━━ Extracted records ━━

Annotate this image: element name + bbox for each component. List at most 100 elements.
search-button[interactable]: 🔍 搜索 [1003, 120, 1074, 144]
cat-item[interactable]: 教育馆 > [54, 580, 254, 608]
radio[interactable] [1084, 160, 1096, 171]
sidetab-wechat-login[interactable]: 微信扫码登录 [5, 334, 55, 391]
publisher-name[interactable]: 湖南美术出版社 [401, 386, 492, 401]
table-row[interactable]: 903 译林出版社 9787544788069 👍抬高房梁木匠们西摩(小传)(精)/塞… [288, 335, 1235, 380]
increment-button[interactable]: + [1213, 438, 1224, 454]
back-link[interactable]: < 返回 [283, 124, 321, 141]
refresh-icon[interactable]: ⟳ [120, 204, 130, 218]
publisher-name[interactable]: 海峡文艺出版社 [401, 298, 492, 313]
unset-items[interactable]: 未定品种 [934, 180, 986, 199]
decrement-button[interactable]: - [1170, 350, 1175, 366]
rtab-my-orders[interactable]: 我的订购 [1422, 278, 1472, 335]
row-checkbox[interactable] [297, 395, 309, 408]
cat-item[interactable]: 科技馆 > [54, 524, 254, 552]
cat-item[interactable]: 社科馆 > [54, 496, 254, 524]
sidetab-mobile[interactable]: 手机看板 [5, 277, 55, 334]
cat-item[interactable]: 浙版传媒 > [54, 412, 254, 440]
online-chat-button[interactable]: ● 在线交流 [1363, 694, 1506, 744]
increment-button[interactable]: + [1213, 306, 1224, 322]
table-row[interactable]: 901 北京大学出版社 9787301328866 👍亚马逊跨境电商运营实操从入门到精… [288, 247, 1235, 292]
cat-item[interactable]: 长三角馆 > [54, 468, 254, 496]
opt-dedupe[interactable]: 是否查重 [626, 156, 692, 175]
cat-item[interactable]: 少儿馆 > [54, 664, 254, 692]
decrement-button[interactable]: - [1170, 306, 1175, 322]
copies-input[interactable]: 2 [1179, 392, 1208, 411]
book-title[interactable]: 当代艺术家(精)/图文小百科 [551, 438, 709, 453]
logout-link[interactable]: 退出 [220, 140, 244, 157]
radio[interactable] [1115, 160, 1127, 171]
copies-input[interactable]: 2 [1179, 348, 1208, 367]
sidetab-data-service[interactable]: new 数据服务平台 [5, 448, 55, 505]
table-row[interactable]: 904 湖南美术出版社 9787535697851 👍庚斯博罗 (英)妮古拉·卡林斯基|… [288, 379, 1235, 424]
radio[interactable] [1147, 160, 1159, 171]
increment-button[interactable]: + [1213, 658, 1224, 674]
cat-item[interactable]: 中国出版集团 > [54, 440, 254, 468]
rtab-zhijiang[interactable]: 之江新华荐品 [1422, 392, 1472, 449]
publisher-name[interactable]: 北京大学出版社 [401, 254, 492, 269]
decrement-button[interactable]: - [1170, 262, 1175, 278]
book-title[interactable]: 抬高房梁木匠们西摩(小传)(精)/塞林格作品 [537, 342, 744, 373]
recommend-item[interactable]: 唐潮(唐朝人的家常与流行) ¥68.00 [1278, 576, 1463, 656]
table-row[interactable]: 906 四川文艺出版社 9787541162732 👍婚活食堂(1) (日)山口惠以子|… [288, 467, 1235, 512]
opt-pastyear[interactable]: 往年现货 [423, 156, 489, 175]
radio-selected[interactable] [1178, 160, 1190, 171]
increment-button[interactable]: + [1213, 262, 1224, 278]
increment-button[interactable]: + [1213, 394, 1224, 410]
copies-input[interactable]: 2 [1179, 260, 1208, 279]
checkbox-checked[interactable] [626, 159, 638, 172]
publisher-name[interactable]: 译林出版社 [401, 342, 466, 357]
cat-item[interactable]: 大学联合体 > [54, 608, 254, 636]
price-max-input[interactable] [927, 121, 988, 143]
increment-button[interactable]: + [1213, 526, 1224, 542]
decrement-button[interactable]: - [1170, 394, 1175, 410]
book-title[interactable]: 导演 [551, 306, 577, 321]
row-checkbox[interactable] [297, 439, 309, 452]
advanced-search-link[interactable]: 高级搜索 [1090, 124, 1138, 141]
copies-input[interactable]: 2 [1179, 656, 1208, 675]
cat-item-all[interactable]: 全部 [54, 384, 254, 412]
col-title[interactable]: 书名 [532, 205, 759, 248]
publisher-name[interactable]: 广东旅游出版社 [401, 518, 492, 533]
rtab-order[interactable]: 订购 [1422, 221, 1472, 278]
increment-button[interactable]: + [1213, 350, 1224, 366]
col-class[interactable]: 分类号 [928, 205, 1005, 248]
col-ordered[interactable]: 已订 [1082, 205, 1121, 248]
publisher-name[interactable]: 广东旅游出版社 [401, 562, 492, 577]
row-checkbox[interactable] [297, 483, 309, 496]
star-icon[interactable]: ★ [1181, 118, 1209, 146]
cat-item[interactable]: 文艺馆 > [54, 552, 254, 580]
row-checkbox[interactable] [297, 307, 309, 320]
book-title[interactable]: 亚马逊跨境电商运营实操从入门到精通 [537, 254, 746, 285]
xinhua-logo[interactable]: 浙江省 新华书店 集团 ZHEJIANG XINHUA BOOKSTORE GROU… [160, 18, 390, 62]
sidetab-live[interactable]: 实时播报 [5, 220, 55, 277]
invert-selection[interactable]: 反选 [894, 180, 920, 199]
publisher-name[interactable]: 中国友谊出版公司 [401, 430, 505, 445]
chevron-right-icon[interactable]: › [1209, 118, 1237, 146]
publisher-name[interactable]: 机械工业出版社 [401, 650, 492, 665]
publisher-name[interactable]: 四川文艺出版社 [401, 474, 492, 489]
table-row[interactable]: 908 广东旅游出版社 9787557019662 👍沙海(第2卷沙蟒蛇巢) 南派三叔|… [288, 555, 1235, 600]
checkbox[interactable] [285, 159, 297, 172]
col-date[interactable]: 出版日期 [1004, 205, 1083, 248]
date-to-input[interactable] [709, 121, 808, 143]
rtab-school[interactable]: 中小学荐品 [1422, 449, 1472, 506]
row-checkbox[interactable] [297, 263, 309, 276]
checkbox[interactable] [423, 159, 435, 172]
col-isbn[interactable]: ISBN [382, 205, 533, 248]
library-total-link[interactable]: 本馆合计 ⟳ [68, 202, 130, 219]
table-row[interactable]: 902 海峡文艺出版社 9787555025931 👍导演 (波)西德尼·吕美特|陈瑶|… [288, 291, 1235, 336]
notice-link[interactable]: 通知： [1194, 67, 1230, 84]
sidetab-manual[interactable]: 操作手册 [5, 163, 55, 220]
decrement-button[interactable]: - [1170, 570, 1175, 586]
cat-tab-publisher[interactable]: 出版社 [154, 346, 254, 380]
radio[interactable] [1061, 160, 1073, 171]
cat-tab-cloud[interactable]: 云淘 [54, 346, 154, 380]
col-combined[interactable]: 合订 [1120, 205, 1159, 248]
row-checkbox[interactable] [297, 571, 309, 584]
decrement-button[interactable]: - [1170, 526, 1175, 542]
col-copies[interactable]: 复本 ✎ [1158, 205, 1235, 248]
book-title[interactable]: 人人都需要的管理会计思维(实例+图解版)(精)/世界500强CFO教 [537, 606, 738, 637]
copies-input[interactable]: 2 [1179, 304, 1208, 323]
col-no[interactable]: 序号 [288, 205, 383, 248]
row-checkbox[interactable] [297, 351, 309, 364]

━━━

# Directions
Please copy out every row above word for word, changing nothing.

# Complete response
Annotate this image: element name + bbox for each component. List at most 100 elements.
search-button[interactable]: 🔍 搜索 [1003, 120, 1074, 144]
cat-item[interactable]: 教育馆 > [54, 580, 254, 608]
radio[interactable] [1084, 160, 1096, 171]
sidetab-wechat-login[interactable]: 微信扫码登录 [5, 334, 55, 391]
publisher-name[interactable]: 湖南美术出版社 [401, 386, 492, 401]
table-row[interactable]: 903 译林出版社 9787544788069 👍抬高房梁木匠们西摩(小传)(精)/塞… [288, 335, 1235, 380]
increment-button[interactable]: + [1213, 438, 1224, 454]
back-link[interactable]: < 返回 [283, 124, 321, 141]
refresh-icon[interactable]: ⟳ [120, 204, 130, 218]
publisher-name[interactable]: 海峡文艺出版社 [401, 298, 492, 313]
unset-items[interactable]: 未定品种 [934, 180, 986, 199]
decrement-button[interactable]: - [1170, 350, 1175, 366]
rtab-my-orders[interactable]: 我的订购 [1422, 278, 1472, 335]
row-checkbox[interactable] [297, 395, 309, 408]
cat-item[interactable]: 科技馆 > [54, 524, 254, 552]
cat-item[interactable]: 社科馆 > [54, 496, 254, 524]
sidetab-mobile[interactable]: 手机看板 [5, 277, 55, 334]
cat-item[interactable]: 浙版传媒 > [54, 412, 254, 440]
online-chat-button[interactable]: ● 在线交流 [1363, 694, 1506, 744]
increment-button[interactable]: + [1213, 306, 1224, 322]
table-row[interactable]: 901 北京大学出版社 9787301328866 👍亚马逊跨境电商运营实操从入门到精… [288, 247, 1235, 292]
cat-item[interactable]: 长三角馆 > [54, 468, 254, 496]
opt-dedupe[interactable]: 是否查重 [626, 156, 692, 175]
cat-item[interactable]: 少儿馆 > [54, 664, 254, 692]
decrement-button[interactable]: - [1170, 306, 1175, 322]
copies-input[interactable]: 2 [1179, 392, 1208, 411]
book-title[interactable]: 当代艺术家(精)/图文小百科 [551, 438, 709, 453]
logout-link[interactable]: 退出 [220, 140, 244, 157]
radio[interactable] [1115, 160, 1127, 171]
copies-input[interactable]: 2 [1179, 348, 1208, 367]
sidetab-data-service[interactable]: new 数据服务平台 [5, 448, 55, 505]
table-row[interactable]: 904 湖南美术出版社 9787535697851 👍庚斯博罗 (英)妮古拉·卡林斯基|… [288, 379, 1235, 424]
radio[interactable] [1147, 160, 1159, 171]
increment-button[interactable]: + [1213, 658, 1224, 674]
cat-item[interactable]: 中国出版集团 > [54, 440, 254, 468]
rtab-zhijiang[interactable]: 之江新华荐品 [1422, 392, 1472, 449]
publisher-name[interactable]: 北京大学出版社 [401, 254, 492, 269]
decrement-button[interactable]: - [1170, 262, 1175, 278]
book-title[interactable]: 抬高房梁木匠们西摩(小传)(精)/塞林格作品 [537, 342, 744, 373]
recommend-item[interactable]: 唐潮(唐朝人的家常与流行) ¥68.00 [1278, 576, 1463, 656]
table-row[interactable]: 906 四川文艺出版社 9787541162732 👍婚活食堂(1) (日)山口惠以子|… [288, 467, 1235, 512]
opt-pastyear[interactable]: 往年现货 [423, 156, 489, 175]
radio-selected[interactable] [1178, 160, 1190, 171]
increment-button[interactable]: + [1213, 262, 1224, 278]
increment-button[interactable]: + [1213, 394, 1224, 410]
copies-input[interactable]: 2 [1179, 260, 1208, 279]
checkbox-checked[interactable] [626, 159, 638, 172]
publisher-name[interactable]: 译林出版社 [401, 342, 466, 357]
cat-item[interactable]: 大学联合体 > [54, 608, 254, 636]
price-max-input[interactable] [927, 121, 988, 143]
increment-button[interactable]: + [1213, 526, 1224, 542]
decrement-button[interactable]: - [1170, 394, 1175, 410]
book-title[interactable]: 导演 [551, 306, 577, 321]
row-checkbox[interactable] [297, 439, 309, 452]
advanced-search-link[interactable]: 高级搜索 [1090, 124, 1138, 141]
copies-input[interactable]: 2 [1179, 656, 1208, 675]
cat-item-all[interactable]: 全部 [54, 384, 254, 412]
col-title[interactable]: 书名 [532, 205, 759, 248]
publisher-name[interactable]: 广东旅游出版社 [401, 518, 492, 533]
rtab-order[interactable]: 订购 [1422, 221, 1472, 278]
increment-button[interactable]: + [1213, 350, 1224, 366]
col-class[interactable]: 分类号 [928, 205, 1005, 248]
col-ordered[interactable]: 已订 [1082, 205, 1121, 248]
publisher-name[interactable]: 广东旅游出版社 [401, 562, 492, 577]
row-checkbox[interactable] [297, 483, 309, 496]
star-icon[interactable]: ★ [1181, 118, 1209, 146]
cat-item[interactable]: 文艺馆 > [54, 552, 254, 580]
row-checkbox[interactable] [297, 307, 309, 320]
book-title[interactable]: 亚马逊跨境电商运营实操从入门到精通 [537, 254, 746, 285]
xinhua-logo[interactable]: 浙江省 新华书店 集团 ZHEJIANG XINHUA BOOKSTORE GROU… [160, 18, 390, 62]
sidetab-live[interactable]: 实时播报 [5, 220, 55, 277]
invert-selection[interactable]: 反选 [894, 180, 920, 199]
publisher-name[interactable]: 中国友谊出版公司 [401, 430, 505, 445]
chevron-right-icon[interactable]: › [1209, 118, 1237, 146]
publisher-name[interactable]: 机械工业出版社 [401, 650, 492, 665]
publisher-name[interactable]: 四川文艺出版社 [401, 474, 492, 489]
table-row[interactable]: 908 广东旅游出版社 9787557019662 👍沙海(第2卷沙蟒蛇巢) 南派三叔|… [288, 555, 1235, 600]
checkbox[interactable] [285, 159, 297, 172]
col-date[interactable]: 出版日期 [1004, 205, 1083, 248]
date-to-input[interactable] [709, 121, 808, 143]
rtab-school[interactable]: 中小学荐品 [1422, 449, 1472, 506]
row-checkbox[interactable] [297, 263, 309, 276]
checkbox[interactable] [423, 159, 435, 172]
col-isbn[interactable]: ISBN [382, 205, 533, 248]
library-total-link[interactable]: 本馆合计 ⟳ [68, 202, 130, 219]
table-row[interactable]: 902 海峡文艺出版社 9787555025931 👍导演 (波)西德尼·吕美特|陈瑶|… [288, 291, 1235, 336]
notice-link[interactable]: 通知： [1194, 67, 1230, 84]
sidetab-manual[interactable]: 操作手册 [5, 163, 55, 220]
decrement-button[interactable]: - [1170, 570, 1175, 586]
cat-tab-publisher[interactable]: 出版社 [154, 346, 254, 380]
radio[interactable] [1061, 160, 1073, 171]
cat-tab-cloud[interactable]: 云淘 [54, 346, 154, 380]
col-combined[interactable]: 合订 [1120, 205, 1159, 248]
row-checkbox[interactable] [297, 571, 309, 584]
decrement-button[interactable]: - [1170, 526, 1175, 542]
col-copies[interactable]: 复本 ✎ [1158, 205, 1235, 248]
book-title[interactable]: 人人都需要的管理会计思维(实例+图解版)(精)/世界500强CFO教 [537, 606, 738, 637]
copies-input[interactable]: 2 [1179, 304, 1208, 323]
col-no[interactable]: 序号 [288, 205, 383, 248]
row-checkbox[interactable] [297, 351, 309, 364]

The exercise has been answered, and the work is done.